### あなたの課題
文書の抜粋でかぎ括弧「」に囲まれている語句はどれですか。出てくる順にすべて挙げてください。

### 文書の抜粋

今回の表紙はネイか……ある意味最後の見せ場なわけだ。迫力あって素晴らしい。

(前巻の感想はこちらからです)
よろしくどうぞ。

■ワーテルローの落日

24巻の感想で「このじっくり具合だと、あと単行本二冊分くらい
ワーテルローが続きそうな気がする」と書いたんですが、
そんなこともなく25巻の最初の方でワーテルローは終戦。

かの(悪い意味で)有名なネイの騎兵突撃が行われる。

「体勢を整えようとした敵を退却と見間違えた」と良く言われるが、
負傷兵と空弾薬の運搬を誤認したというディティールは初めて知ったなー。

ここに来て、本作を象徴する喊声、「大陸軍は地上最強」が来るのは泣ける。
恐らくこの作品内最後になるだろうな……。それが致命的な失敗というのがまた切ない。

あと「騎兵単体では砲を潰せない」という細かい戦術上の問題点がキッチリ描かれてて、
こういう細かい情報が流れを止めずに織り込まれてるのが本作の美点だよなーと。

「ミュラなら勝てただろう」とナポレオンは言うが、さすがにここから
戦の趨勢自体を巻き返すことは誰にも不可能だったろうなーと思う。
ただミュラならやりかねない感じがするのが恐ろしい。
アイツ馬に乗ってると本当にメチャクチャだからな……。

ナポレオンがワンチャン大博打に成功してワーテルローで大勝利してたとしたら、
その後の世界情勢はもっともっと混沌としたんだろうか。想像し難いものがある。
その場合、より多くの血が流れてたことだけは疑いようもないが。

そして、ここでナポレオンの前にランヌの幻影が現れ「9歳の子供の見た夢」の
果てが来たことを彼に知らしめる。
ナポレオンに敗北を告げるにはこれ以上ない配役ではあるが、
思えばミュラの前にも出てきてたし、ちょっとした死神みたいになってるな。

そして、これまで名だたるネームドキャラクターを無慈悲に射殺してきた
ビクトルの「狙撃」が、ここにきてウェリントンに当たらないのが実に象徴的だ。
というかちょっと史実人物を殺し過ぎだよなビクトル。
「なんか偉そうなヤツいた」⇒パァン! を何回やったんだアイツは。
ネルソンの死にも間接的に関与してるからな。

### 提供された項目

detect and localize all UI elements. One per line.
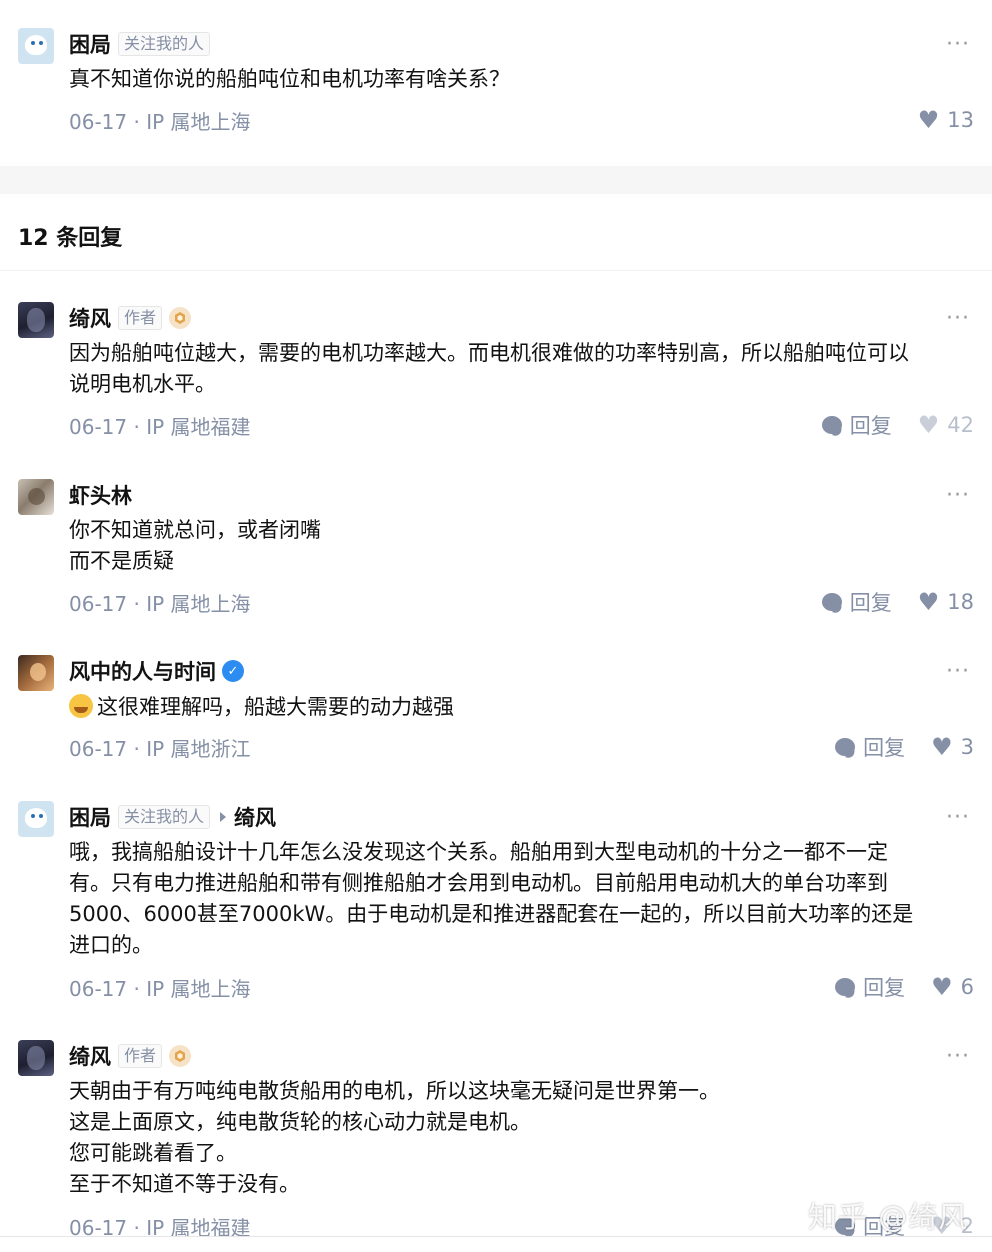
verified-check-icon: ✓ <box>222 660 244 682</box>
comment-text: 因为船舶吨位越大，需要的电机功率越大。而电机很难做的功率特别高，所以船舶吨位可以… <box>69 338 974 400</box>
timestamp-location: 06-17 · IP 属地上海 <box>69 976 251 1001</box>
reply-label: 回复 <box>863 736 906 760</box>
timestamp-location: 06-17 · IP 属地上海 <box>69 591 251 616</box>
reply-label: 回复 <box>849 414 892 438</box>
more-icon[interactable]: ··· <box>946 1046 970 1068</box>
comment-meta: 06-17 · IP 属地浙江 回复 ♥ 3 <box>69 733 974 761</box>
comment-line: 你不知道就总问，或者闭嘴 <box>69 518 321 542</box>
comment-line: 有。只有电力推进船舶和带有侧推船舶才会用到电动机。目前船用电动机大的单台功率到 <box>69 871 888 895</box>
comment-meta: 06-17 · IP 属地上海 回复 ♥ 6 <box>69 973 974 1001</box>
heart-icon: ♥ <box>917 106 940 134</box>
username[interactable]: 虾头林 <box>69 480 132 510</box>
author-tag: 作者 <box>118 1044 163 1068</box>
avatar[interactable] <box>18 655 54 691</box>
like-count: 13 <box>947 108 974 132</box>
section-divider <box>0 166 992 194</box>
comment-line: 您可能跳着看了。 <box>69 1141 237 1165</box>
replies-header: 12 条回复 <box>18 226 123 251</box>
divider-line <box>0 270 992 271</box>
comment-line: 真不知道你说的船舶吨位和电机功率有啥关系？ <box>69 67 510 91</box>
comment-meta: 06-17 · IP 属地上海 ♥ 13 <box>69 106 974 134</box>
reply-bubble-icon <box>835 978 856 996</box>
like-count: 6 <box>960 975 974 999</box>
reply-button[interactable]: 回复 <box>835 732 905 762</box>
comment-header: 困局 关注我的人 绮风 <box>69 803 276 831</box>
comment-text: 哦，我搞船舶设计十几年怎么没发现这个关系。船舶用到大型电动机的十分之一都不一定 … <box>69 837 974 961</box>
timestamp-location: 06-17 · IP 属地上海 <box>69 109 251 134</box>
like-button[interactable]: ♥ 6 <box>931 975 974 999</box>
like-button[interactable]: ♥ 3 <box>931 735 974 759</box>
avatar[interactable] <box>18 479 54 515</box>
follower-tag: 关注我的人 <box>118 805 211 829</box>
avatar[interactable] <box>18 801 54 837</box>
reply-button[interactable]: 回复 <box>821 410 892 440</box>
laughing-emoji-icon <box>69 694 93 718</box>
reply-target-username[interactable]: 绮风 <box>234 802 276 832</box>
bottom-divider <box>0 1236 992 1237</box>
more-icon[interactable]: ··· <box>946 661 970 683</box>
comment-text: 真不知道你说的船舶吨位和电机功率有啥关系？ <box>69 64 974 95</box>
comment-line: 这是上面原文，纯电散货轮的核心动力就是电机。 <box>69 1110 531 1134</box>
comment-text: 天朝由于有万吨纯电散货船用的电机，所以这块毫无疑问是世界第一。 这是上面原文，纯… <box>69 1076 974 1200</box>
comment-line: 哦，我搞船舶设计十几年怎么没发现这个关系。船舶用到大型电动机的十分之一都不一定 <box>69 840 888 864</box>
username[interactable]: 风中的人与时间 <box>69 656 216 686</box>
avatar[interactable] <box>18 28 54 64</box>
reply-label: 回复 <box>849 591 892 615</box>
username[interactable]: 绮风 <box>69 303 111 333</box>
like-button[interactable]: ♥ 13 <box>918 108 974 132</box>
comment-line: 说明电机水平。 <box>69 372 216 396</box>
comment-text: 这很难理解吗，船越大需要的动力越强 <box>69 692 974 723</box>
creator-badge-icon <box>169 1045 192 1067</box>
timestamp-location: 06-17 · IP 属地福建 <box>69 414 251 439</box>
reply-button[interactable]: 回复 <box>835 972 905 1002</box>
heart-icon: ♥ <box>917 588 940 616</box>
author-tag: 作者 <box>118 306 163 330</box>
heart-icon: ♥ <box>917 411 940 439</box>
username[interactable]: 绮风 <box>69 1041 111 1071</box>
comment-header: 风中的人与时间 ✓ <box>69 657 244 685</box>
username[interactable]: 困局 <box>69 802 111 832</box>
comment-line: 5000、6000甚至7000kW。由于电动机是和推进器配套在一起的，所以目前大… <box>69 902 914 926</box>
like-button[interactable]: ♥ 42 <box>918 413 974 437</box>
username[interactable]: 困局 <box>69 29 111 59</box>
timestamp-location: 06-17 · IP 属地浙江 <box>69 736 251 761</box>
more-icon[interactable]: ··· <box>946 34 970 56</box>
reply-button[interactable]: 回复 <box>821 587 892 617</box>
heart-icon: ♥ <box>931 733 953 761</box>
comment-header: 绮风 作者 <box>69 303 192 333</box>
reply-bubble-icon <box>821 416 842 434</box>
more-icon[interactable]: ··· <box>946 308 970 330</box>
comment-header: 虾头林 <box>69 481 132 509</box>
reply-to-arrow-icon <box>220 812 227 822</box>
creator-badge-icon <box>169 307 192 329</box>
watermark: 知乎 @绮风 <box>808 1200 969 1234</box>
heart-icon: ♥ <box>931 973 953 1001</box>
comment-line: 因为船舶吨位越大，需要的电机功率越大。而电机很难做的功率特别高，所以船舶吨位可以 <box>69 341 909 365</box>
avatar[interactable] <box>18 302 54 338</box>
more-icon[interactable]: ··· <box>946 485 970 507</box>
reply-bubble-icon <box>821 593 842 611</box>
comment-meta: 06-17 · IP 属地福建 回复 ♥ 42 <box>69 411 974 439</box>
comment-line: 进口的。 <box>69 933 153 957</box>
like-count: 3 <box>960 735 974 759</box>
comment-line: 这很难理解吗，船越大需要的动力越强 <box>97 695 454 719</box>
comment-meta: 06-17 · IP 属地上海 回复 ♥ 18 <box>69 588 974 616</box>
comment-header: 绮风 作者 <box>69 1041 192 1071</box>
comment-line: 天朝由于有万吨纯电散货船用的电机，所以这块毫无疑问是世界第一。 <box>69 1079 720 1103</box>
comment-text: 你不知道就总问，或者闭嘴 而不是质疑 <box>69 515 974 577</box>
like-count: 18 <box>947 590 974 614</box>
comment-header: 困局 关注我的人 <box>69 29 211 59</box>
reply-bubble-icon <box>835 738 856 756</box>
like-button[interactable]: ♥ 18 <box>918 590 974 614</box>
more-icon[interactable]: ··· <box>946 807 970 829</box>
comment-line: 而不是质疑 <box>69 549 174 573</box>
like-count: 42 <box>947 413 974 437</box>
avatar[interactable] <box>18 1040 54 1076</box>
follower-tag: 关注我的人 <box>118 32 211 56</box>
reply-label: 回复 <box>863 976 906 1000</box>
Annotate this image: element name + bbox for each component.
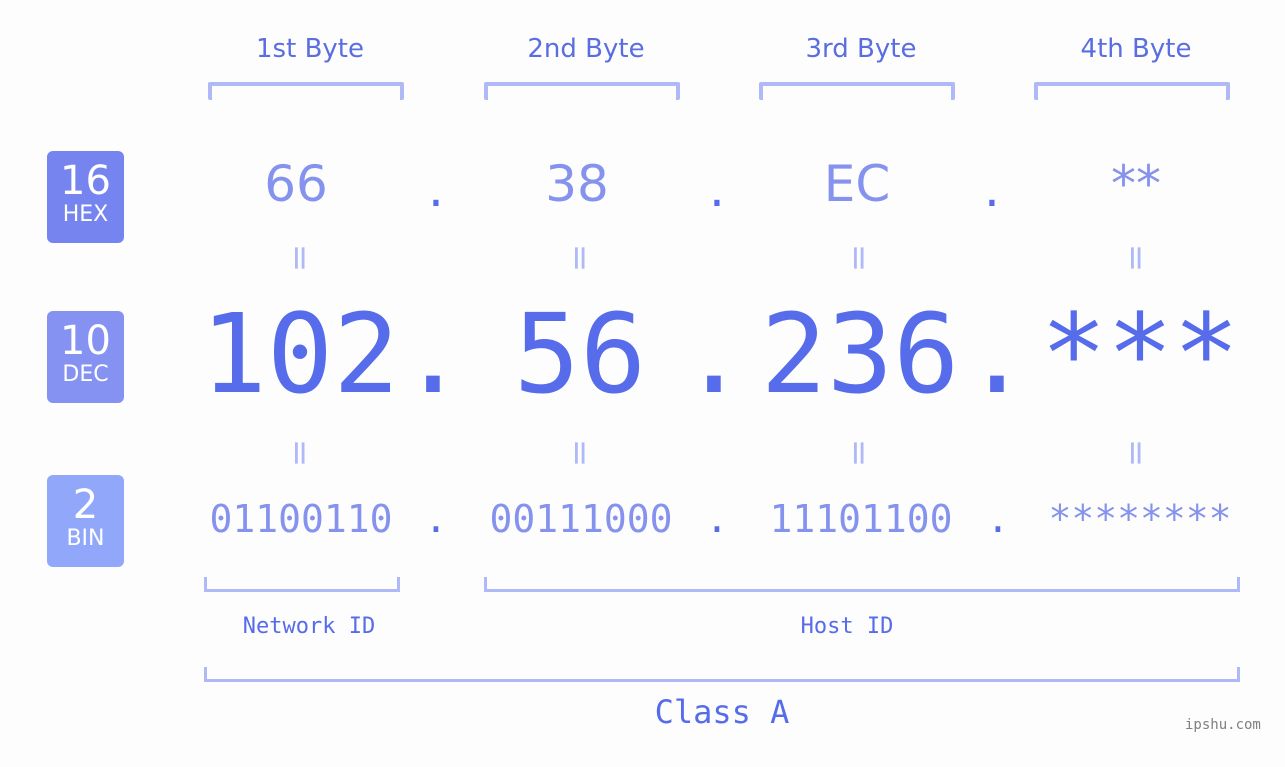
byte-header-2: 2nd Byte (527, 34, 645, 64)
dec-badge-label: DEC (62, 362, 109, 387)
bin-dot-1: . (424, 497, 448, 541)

### 課題の結果
1. このじっくり具合だと、あと単行本二冊分くらいワーテルローが続きそうな気がする
2. 体勢を整えようとした敵を退却と見間違えた
3. 大陸軍は地上最強
4. 騎兵単体では砲を潰せない
5. ミュラなら勝てただろう
6. 9歳の子供の見た夢
7. 狙撃
8. なんか偉そうなヤツいた